━━ RECORDS SUPPLIED ━━
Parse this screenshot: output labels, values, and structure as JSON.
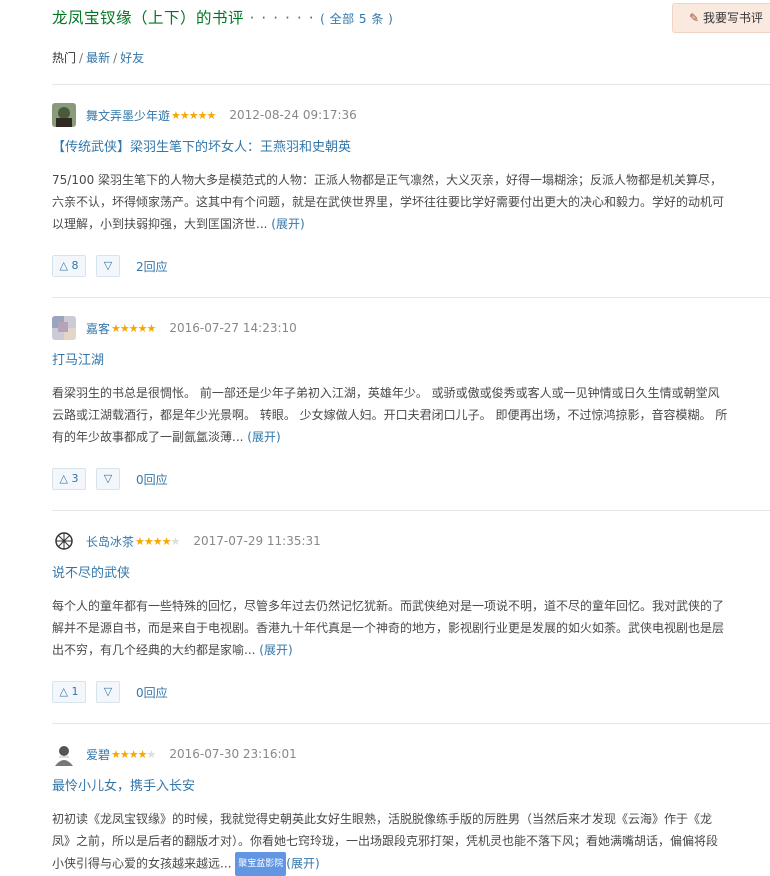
{
  "header": {
    "title": "龙凤宝钗缘（上下）的书评",
    "dots": "· · · · · ·",
    "count_label": "( 全部 5 条 )",
    "write_button": "我要写书评"
  },
  "filters": {
    "hot": "热门",
    "latest": "最新",
    "friends": "好友",
    "separator": "/"
  },
  "reviews": [
    {
      "author": "舞文弄墨少年遊",
      "stars": "★★★★★",
      "stars_off": "",
      "time": "2012-08-24 09:17:36",
      "title": "【传统武侠】梁羽生笔下的坏女人：王燕羽和史朝英",
      "body": "75/100 梁羽生笔下的人物大多是模范式的人物：正派人物都是正气凛然，大义灭亲，好得一塌糊涂；反派人物都是机关算尽，六亲不认，坏得倾家荡产。这其中有个问题，就是在武侠世界里，学坏往往要比学好需要付出更大的决心和毅力。学好的动机可以理解，小到扶弱抑强，大到匡国济世... ",
      "more": "(展开)",
      "up": "△ 8",
      "down": "▽",
      "replies": "2回应"
    },
    {
      "author": "嘉客",
      "stars": "★★★★★",
      "stars_off": "",
      "time": "2016-07-27 14:23:10",
      "title": "打马江湖",
      "body": "看梁羽生的书总是很惆怅。 前一部还是少年子弟初入江湖，英雄年少。 或骄或傲或俊秀或客人或一见钟情或日久生情或朝堂风云路或江湖载酒行，都是年少光景啊。 转眼。 少女嫁做人妇。开口夫君闭口儿子。 即便再出场，不过惊鸿掠影，音容模糊。 所有的年少故事都成了一副氤氲淡薄... ",
      "more": "(展开)",
      "up": "△ 3",
      "down": "▽",
      "replies": "0回应"
    },
    {
      "author": "长岛冰茶",
      "stars": "★★★★",
      "stars_off": "★",
      "time": "2017-07-29 11:35:31",
      "title": "说不尽的武侠",
      "body": "每个人的童年都有一些特殊的回忆，尽管多年过去仍然记忆犹新。而武侠绝对是一项说不明，道不尽的童年回忆。我对武侠的了解并不是源自书，而是来自于电视剧。香港九十年代真是一个神奇的地方，影视剧行业更是发展的如火如荼。武侠电视剧也是层出不穷，有几个经典的大约都是家喻... ",
      "more": "(展开)",
      "up": "△ 1",
      "down": "▽",
      "replies": "0回应"
    },
    {
      "author": "爱碧",
      "stars": "★★★★",
      "stars_off": "★",
      "time": "2016-07-30 23:16:01",
      "title": "最怜小儿女，携手入长安",
      "body": "初初读《龙凤宝钗缘》的时候，我就觉得史朝英此女好生眼熟，活脱脱像练手版的厉胜男（当然后来才发现《云海》作于《龙凤》之前，所以是后者的翻版才对）。你看她七窍玲珑，一出场跟段克邪打架，凭机灵也能不落下风；看她满嘴胡话，偏偏将段小侠引得与心爱的女孩越来越远... ",
      "watermark": "聚宝盆影院",
      "more": "(展开)"
    }
  ]
}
━━━
WHAT YOU NEED TO DO:
Retype every record above exactly as written, but leave out the pictures.

EXERCISE RESULT:
Parse this screenshot: output labels, values, and structure as JSON.
{
  "header": {
    "title": "龙凤宝钗缘（上下）的书评",
    "dots": "· · · · · ·",
    "count_label": "( 全部 5 条 )",
    "write_button": "我要写书评"
  },
  "filters": {
    "hot": "热门",
    "latest": "最新",
    "friends": "好友",
    "separator": "/"
  },
  "reviews": [
    {
      "author": "舞文弄墨少年遊",
      "stars": "★★★★★",
      "stars_off": "",
      "time": "2012-08-24 09:17:36",
      "title": "【传统武侠】梁羽生笔下的坏女人：王燕羽和史朝英",
      "body": "75/100 梁羽生笔下的人物大多是模范式的人物：正派人物都是正气凛然，大义灭亲，好得一塌糊涂；反派人物都是机关算尽，六亲不认，坏得倾家荡产。这其中有个问题，就是在武侠世界里，学坏往往要比学好需要付出更大的决心和毅力。学好的动机可以理解，小到扶弱抑强，大到匡国济世... ",
      "more": "(展开)",
      "up": "△ 8",
      "down": "▽",
      "replies": "2回应"
    },
    {
      "author": "嘉客",
      "stars": "★★★★★",
      "stars_off": "",
      "time": "2016-07-27 14:23:10",
      "title": "打马江湖",
      "body": "看梁羽生的书总是很惆怅。 前一部还是少年子弟初入江湖，英雄年少。 或骄或傲或俊秀或客人或一见钟情或日久生情或朝堂风云路或江湖载酒行，都是年少光景啊。 转眼。 少女嫁做人妇。开口夫君闭口儿子。 即便再出场，不过惊鸿掠影，音容模糊。 所有的年少故事都成了一副氤氲淡薄... ",
      "more": "(展开)",
      "up": "△ 3",
      "down": "▽",
      "replies": "0回应"
    },
    {
      "author": "长岛冰茶",
      "stars": "★★★★",
      "stars_off": "★",
      "time": "2017-07-29 11:35:31",
      "title": "说不尽的武侠",
      "body": "每个人的童年都有一些特殊的回忆，尽管多年过去仍然记忆犹新。而武侠绝对是一项说不明，道不尽的童年回忆。我对武侠的了解并不是源自书，而是来自于电视剧。香港九十年代真是一个神奇的地方，影视剧行业更是发展的如火如荼。武侠电视剧也是层出不穷，有几个经典的大约都是家喻... ",
      "more": "(展开)",
      "up": "△ 1",
      "down": "▽",
      "replies": "0回应"
    },
    {
      "author": "爱碧",
      "stars": "★★★★",
      "stars_off": "★",
      "time": "2016-07-30 23:16:01",
      "title": "最怜小儿女，携手入长安",
      "body": "初初读《龙凤宝钗缘》的时候，我就觉得史朝英此女好生眼熟，活脱脱像练手版的厉胜男（当然后来才发现《云海》作于《龙凤》之前，所以是后者的翻版才对）。你看她七窍玲珑，一出场跟段克邪打架，凭机灵也能不落下风；看她满嘴胡话，偏偏将段小侠引得与心爱的女孩越来越远... ",
      "watermark": "聚宝盆影院",
      "more": "(展开)"
    }
  ]
}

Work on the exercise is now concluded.